* START INPUT FOR THIS TASK *

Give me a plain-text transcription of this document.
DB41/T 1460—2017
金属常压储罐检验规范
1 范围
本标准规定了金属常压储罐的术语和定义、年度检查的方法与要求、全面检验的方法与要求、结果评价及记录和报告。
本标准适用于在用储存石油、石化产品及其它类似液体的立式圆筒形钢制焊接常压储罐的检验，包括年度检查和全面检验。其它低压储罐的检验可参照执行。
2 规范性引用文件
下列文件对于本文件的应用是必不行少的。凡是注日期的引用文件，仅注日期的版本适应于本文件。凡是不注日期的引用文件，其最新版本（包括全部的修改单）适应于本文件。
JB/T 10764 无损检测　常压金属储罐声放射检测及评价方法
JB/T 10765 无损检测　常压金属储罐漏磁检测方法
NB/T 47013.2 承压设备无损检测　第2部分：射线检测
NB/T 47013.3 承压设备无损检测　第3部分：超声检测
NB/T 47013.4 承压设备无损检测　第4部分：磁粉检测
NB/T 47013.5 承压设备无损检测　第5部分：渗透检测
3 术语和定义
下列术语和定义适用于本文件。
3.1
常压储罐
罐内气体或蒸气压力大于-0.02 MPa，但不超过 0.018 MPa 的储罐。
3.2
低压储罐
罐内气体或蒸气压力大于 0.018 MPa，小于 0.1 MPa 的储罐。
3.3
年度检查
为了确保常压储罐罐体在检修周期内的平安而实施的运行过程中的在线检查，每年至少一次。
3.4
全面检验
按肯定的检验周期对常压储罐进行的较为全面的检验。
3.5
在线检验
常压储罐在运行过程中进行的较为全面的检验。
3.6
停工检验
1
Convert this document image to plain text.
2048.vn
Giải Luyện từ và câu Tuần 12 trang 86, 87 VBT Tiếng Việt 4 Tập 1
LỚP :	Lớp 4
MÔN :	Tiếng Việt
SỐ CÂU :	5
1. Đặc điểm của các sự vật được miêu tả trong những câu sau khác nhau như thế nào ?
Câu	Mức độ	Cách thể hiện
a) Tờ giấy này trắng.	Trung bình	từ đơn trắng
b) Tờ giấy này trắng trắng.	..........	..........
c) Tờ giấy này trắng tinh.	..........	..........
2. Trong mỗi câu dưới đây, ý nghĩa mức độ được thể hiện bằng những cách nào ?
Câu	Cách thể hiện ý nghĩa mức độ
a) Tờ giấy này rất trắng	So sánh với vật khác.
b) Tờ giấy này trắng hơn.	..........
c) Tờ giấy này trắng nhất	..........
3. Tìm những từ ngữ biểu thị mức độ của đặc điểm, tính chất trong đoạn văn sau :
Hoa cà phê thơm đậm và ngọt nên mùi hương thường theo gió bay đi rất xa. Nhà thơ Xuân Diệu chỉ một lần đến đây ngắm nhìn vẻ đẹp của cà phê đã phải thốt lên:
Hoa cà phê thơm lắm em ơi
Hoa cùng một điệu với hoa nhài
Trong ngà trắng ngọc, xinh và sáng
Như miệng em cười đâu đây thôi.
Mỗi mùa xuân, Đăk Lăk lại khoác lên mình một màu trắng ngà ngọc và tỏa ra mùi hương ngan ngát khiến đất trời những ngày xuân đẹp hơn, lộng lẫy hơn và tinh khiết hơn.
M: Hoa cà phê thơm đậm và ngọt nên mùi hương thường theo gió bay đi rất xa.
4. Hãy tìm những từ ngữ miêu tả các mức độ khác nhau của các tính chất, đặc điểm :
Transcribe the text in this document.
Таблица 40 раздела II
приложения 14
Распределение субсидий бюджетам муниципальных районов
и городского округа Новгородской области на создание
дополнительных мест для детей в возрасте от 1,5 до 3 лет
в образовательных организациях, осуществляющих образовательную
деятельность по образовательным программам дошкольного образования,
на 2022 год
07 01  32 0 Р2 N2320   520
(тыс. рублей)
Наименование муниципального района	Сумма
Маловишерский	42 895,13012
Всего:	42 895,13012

* END INPUT FOR THIS TASK *

◆ PROBLEM TO SOLVE
Transcribe every entry exactly, omitting nothing.

◆ TASK RESPONSE
Give me a plain-text transcription of this document.
DB41/T 1460—2017
金属常压储罐检验规范
1 范围
本标准规定了金属常压储罐的术语和定义、年度检查的方法与要求、全面检验的方法与要求、结果评价及记录和报告。
本标准适用于在用储存石油、石化产品及其它类似液体的立式圆筒形钢制焊接常压储罐的检验，包括年度检查和全面检验。其它低压储罐的检验可参照执行。
2 规范性引用文件
下列文件对于本文件的应用是必不行少的。凡是注日期的引用文件，仅注日期的版本适应于本文件。凡是不注日期的引用文件，其最新版本（包括全部的修改单）适应于本文件。
JB/T 10764 无损检测　常压金属储罐声放射检测及评价方法
JB/T 10765 无损检测　常压金属储罐漏磁检测方法
NB/T 47013.2 承压设备无损检测　第2部分：射线检测
NB/T 47013.3 承压设备无损检测　第3部分：超声检测
NB/T 47013.4 承压设备无损检测　第4部分：磁粉检测
NB/T 47013.5 承压设备无损检测　第5部分：渗透检测
3 术语和定义
下列术语和定义适用于本文件。
3.1
常压储罐
罐内气体或蒸气压力大于-0.02 MPa，但不超过 0.018 MPa 的储罐。
3.2
低压储罐
罐内气体或蒸气压力大于 0.018 MPa，小于 0.1 MPa 的储罐。
3.3
年度检查
为了确保常压储罐罐体在检修周期内的平安而实施的运行过程中的在线检查，每年至少一次。
3.4
全面检验
按肯定的检验周期对常压储罐进行的较为全面的检验。
3.5
在线检验
常压储罐在运行过程中进行的较为全面的检验。
3.6
停工检验
1
Convert this document image to plain text.
2048.vn
Giải Luyện từ và câu Tuần 12 trang 86, 87 VBT Tiếng Việt 4 Tập 1
LỚP :	Lớp 4
MÔN :	Tiếng Việt
SỐ CÂU :	5
1. Đặc điểm của các sự vật được miêu tả trong những câu sau khác nhau như thế nào ?
Câu	Mức độ	Cách thể hiện
a) Tờ giấy này trắng.	Trung bình	từ đơn trắng
b) Tờ giấy này trắng trắng.	..........	..........
c) Tờ giấy này trắng tinh.	..........	..........
2. Trong mỗi câu dưới đây, ý nghĩa mức độ được thể hiện bằng những cách nào ?
Câu	Cách thể hiện ý nghĩa mức độ
a) Tờ giấy này rất trắng	So sánh với vật khác.
b) Tờ giấy này trắng hơn.	..........
c) Tờ giấy này trắng nhất	..........
3. Tìm những từ ngữ biểu thị mức độ của đặc điểm, tính chất trong đoạn văn sau :
Hoa cà phê thơm đậm và ngọt nên mùi hương thường theo gió bay đi rất xa. Nhà thơ Xuân Diệu chỉ một lần đến đây ngắm nhìn vẻ đẹp của cà phê đã phải thốt lên:
Hoa cà phê thơm lắm em ơi
Hoa cùng một điệu với hoa nhài
Trong ngà trắng ngọc, xinh và sáng
Như miệng em cười đâu đây thôi.
Mỗi mùa xuân, Đăk Lăk lại khoác lên mình một màu trắng ngà ngọc và tỏa ra mùi hương ngan ngát khiến đất trời những ngày xuân đẹp hơn, lộng lẫy hơn và tinh khiết hơn.
M: Hoa cà phê thơm đậm và ngọt nên mùi hương thường theo gió bay đi rất xa.
4. Hãy tìm những từ ngữ miêu tả các mức độ khác nhau của các tính chất, đặc điểm :
Transcribe the text in this document.
Таблица 40 раздела II
приложения 14
Распределение субсидий бюджетам муниципальных районов
и городского округа Новгородской области на создание
дополнительных мест для детей в возрасте от 1,5 до 3 лет
в образовательных организациях, осуществляющих образовательную
деятельность по образовательным программам дошкольного образования,
на 2022 год
07 01  32 0 Р2 N2320   520
(тыс. рублей)
Наименование муниципального района	Сумма
Маловишерский	42 895,13012
Всего:	42 895,13012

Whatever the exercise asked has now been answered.